== 課題の指示 ==
このページによると、2012年5月6日に茨城県つくば市のパイプハウスを被災させた竜巻は、フジタスケールでどの階級とされていますか。

== ページ ==
2012年5月6日の竜巻によって被災したパイプハウスの実態把握

要約

2012年5月6日に生じた竜巻によるパイプハウスの被災実態を調査する。竜巻の場合は台風とは異なり、被覆材のみの破断はほとんど生じることなく、骨組が破壊される。アーチパイプ地際の腐食や、アーチパイプと桁行直管の接合部の回転により被災が助長される。

  • キーワード:パイプハウス、竜巻、被災時の風向、風速の増加、風圧力
  • 担当:日本型施設園芸・低コスト設計・制御
  • 代表連絡先:電話 029-838-7655
  • 研究所名:農村工学研究所・農地基盤工学研究領域
  • 分類:研究成果情報

背景・ねらい

地中押し込み式パイプハウス(以下、パイプハウスと呼ぶ)は軽量構造物であり、フジタスケールがF1以上の竜巻に対して抵抗する性能を有していない。竜巻の進路上にあるパイプハウスは、突風によって構造が破壊される。竜巻によるパイプハウスの被災パターンは、台風の場合と異なる。このような異なる気象現象ごとに、適切な強風対策を実施する必要がある。そこで、2012年5月6日に発生したF3の竜巻によって被災した茨城県つくば市、F1~F2の竜巻によって被災した栃木県益子町および真岡市のパイプハウスを調査し、被災特徴からパイプハウスと風圧力の関係について整理する。

成果の内容・特徴

  • 今回の竜巻(F1~F3)では、竜巻の進路上に位置したパイプハウスは骨組が完全に倒壊する(図1、図2)。被覆材および支持条件の違いによる被災パターンの大きな相違点はない。

データ収集から得たレコード:

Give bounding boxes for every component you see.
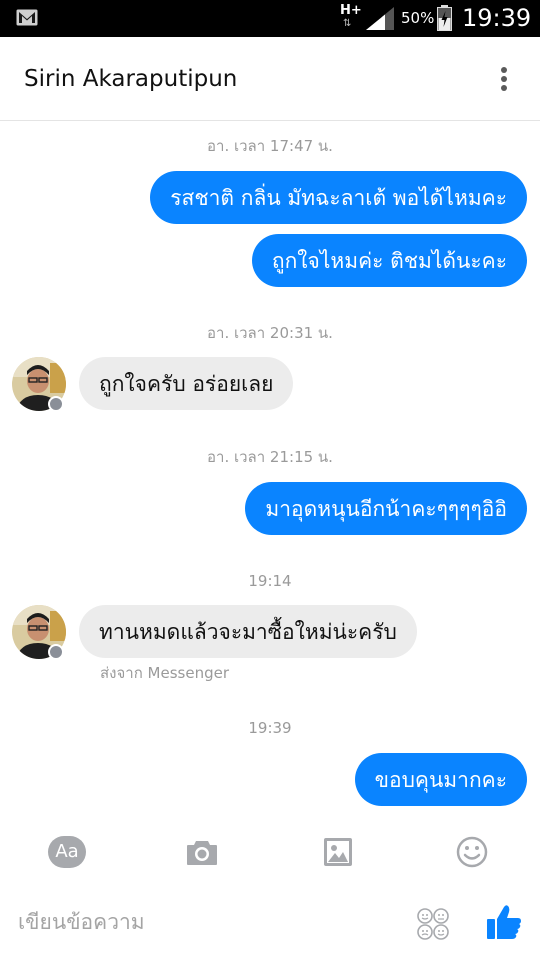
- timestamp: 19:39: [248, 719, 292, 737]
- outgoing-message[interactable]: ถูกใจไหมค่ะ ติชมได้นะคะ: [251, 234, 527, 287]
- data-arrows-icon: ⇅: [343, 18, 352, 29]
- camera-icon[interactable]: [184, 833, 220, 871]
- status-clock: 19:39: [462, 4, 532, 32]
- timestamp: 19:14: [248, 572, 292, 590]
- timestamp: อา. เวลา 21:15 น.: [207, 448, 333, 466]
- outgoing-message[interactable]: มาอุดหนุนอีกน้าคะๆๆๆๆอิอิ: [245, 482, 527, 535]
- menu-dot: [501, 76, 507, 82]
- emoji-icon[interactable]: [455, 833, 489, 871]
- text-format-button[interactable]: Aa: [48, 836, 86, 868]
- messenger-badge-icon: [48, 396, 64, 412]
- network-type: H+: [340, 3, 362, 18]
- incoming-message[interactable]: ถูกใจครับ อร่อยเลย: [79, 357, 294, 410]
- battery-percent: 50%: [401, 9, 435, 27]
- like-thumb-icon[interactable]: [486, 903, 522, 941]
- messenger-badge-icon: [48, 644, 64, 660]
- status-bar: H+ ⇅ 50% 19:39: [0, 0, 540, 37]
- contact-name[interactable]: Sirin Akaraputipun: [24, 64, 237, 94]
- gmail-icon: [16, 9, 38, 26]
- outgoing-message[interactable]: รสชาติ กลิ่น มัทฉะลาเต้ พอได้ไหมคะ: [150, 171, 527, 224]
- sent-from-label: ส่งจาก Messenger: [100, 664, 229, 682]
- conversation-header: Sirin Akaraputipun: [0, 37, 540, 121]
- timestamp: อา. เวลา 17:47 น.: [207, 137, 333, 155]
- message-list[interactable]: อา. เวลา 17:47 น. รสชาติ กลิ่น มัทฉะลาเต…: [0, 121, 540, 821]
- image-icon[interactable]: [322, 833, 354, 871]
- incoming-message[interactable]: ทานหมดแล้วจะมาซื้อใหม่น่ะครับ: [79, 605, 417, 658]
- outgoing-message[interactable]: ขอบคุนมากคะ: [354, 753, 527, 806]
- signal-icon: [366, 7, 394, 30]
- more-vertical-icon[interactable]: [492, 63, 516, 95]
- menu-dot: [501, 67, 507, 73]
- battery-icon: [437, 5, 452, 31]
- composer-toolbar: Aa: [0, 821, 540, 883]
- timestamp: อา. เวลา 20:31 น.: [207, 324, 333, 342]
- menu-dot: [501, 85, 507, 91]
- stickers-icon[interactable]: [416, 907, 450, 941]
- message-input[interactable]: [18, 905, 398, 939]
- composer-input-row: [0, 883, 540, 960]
---
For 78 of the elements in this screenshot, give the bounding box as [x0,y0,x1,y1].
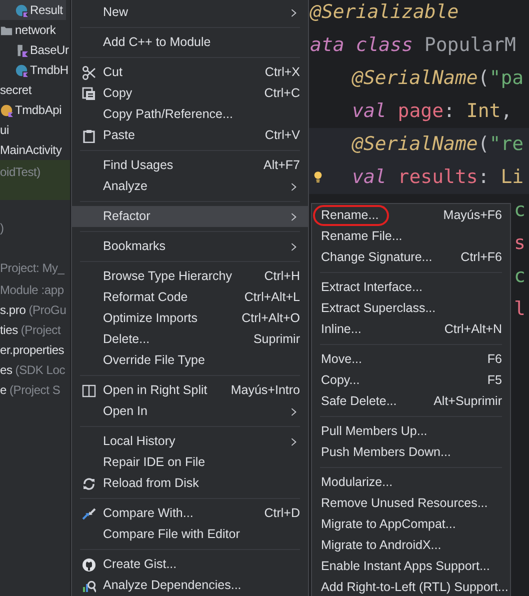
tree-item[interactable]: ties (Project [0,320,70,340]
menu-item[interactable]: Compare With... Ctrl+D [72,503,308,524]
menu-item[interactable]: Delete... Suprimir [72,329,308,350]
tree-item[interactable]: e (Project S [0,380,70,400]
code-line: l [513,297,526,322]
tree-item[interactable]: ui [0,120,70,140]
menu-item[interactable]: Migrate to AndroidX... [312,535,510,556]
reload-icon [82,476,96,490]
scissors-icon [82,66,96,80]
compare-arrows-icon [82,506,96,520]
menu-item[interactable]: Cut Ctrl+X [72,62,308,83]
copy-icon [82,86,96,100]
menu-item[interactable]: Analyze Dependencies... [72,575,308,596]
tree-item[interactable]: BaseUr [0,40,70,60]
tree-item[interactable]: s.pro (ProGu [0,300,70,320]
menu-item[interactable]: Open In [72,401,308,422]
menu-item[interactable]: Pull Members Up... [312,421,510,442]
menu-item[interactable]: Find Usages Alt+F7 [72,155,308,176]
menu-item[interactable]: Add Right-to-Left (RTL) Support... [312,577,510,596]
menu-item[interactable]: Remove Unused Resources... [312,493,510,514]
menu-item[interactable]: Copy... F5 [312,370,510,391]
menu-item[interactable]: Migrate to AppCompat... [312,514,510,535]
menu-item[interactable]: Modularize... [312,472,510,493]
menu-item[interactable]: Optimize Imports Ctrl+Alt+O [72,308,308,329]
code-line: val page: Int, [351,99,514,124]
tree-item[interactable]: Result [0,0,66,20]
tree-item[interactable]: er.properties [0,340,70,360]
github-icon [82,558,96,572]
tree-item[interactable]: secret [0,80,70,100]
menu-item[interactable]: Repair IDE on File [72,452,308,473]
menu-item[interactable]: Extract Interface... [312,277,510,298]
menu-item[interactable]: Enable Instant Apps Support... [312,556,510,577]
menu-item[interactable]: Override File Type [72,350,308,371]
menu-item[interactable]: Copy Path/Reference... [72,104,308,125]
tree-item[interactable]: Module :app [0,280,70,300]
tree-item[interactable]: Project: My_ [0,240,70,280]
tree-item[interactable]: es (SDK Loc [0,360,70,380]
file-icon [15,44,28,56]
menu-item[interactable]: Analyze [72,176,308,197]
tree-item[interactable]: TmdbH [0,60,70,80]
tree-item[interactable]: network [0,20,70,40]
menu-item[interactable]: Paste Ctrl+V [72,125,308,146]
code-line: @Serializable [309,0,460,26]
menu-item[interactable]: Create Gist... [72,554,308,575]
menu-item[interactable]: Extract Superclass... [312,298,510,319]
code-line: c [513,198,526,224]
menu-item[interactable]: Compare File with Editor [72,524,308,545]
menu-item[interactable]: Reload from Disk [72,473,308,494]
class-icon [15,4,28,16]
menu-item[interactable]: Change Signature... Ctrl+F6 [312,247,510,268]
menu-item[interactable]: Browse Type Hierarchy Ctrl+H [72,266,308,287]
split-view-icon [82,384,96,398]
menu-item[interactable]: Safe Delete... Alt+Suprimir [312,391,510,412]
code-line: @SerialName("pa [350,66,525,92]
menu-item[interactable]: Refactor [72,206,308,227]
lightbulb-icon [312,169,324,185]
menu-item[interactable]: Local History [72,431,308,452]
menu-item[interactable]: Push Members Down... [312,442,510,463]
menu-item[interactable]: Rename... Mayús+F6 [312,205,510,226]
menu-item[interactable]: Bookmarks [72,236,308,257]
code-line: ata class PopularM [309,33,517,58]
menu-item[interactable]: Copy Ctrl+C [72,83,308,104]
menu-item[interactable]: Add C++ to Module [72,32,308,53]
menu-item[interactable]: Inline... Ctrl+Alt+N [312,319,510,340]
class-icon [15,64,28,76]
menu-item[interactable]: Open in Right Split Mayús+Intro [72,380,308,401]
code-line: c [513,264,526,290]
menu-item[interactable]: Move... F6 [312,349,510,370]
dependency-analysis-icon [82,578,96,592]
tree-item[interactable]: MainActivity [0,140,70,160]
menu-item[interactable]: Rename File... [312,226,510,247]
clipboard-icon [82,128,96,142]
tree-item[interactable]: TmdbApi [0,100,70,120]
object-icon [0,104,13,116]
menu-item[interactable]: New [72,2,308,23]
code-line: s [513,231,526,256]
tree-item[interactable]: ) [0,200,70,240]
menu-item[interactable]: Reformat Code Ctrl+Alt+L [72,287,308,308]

== 解答結果 ==
F3です。